* Start Extracted material *

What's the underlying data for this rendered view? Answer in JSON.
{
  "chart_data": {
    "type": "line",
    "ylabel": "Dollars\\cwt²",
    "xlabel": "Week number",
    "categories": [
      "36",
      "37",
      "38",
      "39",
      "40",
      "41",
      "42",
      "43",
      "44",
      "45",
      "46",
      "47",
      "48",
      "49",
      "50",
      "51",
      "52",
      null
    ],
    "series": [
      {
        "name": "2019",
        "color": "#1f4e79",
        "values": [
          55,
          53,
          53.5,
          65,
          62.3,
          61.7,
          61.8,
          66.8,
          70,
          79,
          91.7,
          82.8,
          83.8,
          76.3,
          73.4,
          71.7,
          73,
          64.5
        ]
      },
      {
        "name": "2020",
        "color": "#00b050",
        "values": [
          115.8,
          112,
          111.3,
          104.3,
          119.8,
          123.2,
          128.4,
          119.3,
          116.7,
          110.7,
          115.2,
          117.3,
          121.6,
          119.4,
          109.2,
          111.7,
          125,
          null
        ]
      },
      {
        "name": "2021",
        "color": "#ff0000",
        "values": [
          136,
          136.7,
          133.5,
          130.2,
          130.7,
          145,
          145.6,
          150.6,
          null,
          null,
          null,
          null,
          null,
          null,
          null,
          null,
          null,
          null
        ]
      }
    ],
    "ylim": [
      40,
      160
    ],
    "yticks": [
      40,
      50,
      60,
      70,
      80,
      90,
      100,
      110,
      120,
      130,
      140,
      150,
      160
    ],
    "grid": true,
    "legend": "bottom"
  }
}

* End Extracted material *

*Exercise prompt*: Retype the listing above in full, with no alterations.

*Finished answer*:
What's the underlying data for this rendered view? Answer in JSON.
{
  "chart_data": {
    "type": "line",
    "ylabel": "Dollars\\cwt²",
    "xlabel": "Week number",
    "categories": [
      "36",
      "37",
      "38",
      "39",
      "40",
      "41",
      "42",
      "43",
      "44",
      "45",
      "46",
      "47",
      "48",
      "49",
      "50",
      "51",
      "52",
      null
    ],
    "series": [
      {
        "name": "2019",
        "color": "#1f4e79",
        "values": [
          55,
          53,
          53.5,
          65,
          62.3,
          61.7,
          61.8,
          66.8,
          70,
          79,
          91.7,
          82.8,
          83.8,
          76.3,
          73.4,
          71.7,
          73,
          64.5
        ]
      },
      {
        "name": "2020",
        "color": "#00b050",
        "values": [
          115.8,
          112,
          111.3,
          104.3,
          119.8,
          123.2,
          128.4,
          119.3,
          116.7,
          110.7,
          115.2,
          117.3,
          121.6,
          119.4,
          109.2,
          111.7,
          125,
          null
        ]
      },
      {
        "name": "2021",
        "color": "#ff0000",
        "values": [
          136,
          136.7,
          133.5,
          130.2,
          130.7,
          145,
          145.6,
          150.6,
          null,
          null,
          null,
          null,
          null,
          null,
          null,
          null,
          null,
          null
        ]
      }
    ],
    "ylim": [
      40,
      160
    ],
    "yticks": [
      40,
      50,
      60,
      70,
      80,
      90,
      100,
      110,
      120,
      130,
      140,
      150,
      160
    ],
    "grid": true,
    "legend": "bottom"
  }
}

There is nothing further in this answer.